**SOURCE MATERIAL**
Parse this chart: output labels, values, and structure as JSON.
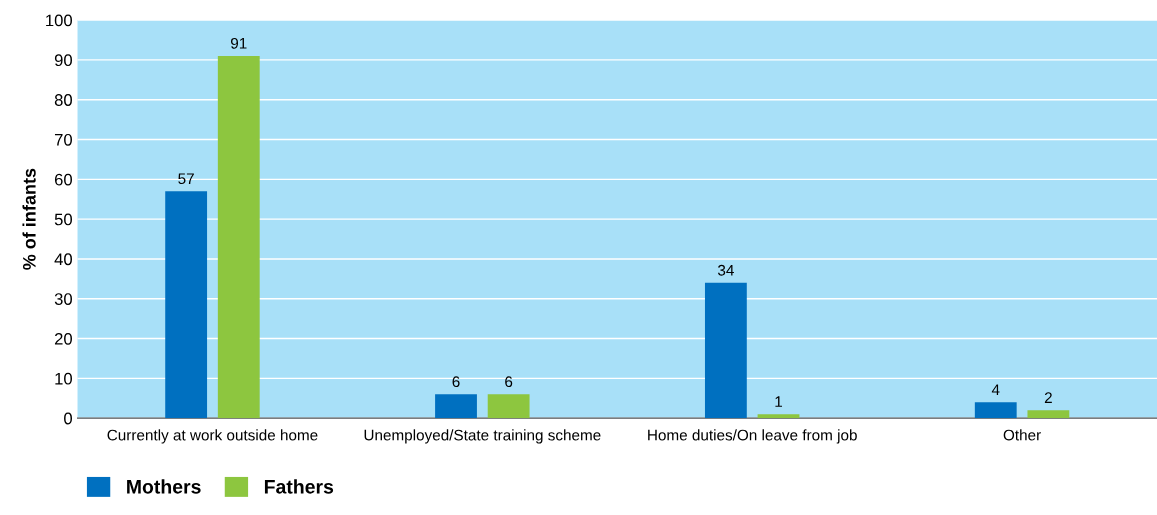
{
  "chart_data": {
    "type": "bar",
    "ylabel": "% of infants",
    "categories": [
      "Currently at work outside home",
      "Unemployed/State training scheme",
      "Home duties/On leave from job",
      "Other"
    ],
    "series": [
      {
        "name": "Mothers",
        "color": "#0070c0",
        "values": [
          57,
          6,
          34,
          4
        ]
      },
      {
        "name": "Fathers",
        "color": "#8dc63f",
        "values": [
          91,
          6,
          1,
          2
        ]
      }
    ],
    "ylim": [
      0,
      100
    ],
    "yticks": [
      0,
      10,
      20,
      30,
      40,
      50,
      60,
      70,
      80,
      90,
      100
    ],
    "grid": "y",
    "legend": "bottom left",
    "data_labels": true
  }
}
==
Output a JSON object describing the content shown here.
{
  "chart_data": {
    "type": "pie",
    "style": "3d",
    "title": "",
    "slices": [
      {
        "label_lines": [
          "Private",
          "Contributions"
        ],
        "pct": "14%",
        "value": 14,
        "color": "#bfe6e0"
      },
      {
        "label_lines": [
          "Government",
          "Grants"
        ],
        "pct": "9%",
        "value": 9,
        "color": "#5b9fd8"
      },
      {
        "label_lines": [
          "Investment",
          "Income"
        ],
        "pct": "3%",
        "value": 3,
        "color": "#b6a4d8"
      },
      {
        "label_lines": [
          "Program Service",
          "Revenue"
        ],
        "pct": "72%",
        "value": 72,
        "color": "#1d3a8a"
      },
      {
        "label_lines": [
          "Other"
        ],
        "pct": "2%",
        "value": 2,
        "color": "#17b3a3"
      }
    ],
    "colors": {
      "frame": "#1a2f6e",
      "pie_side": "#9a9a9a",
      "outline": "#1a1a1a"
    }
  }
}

**EXERCISE PROMPT**
Which lines above contain "JSON"? Show each of them.

**SOLUTION TO THIS TASK**
Parse this chart: output labels, values, and structure as JSON.
Output a JSON object describing the content shown here.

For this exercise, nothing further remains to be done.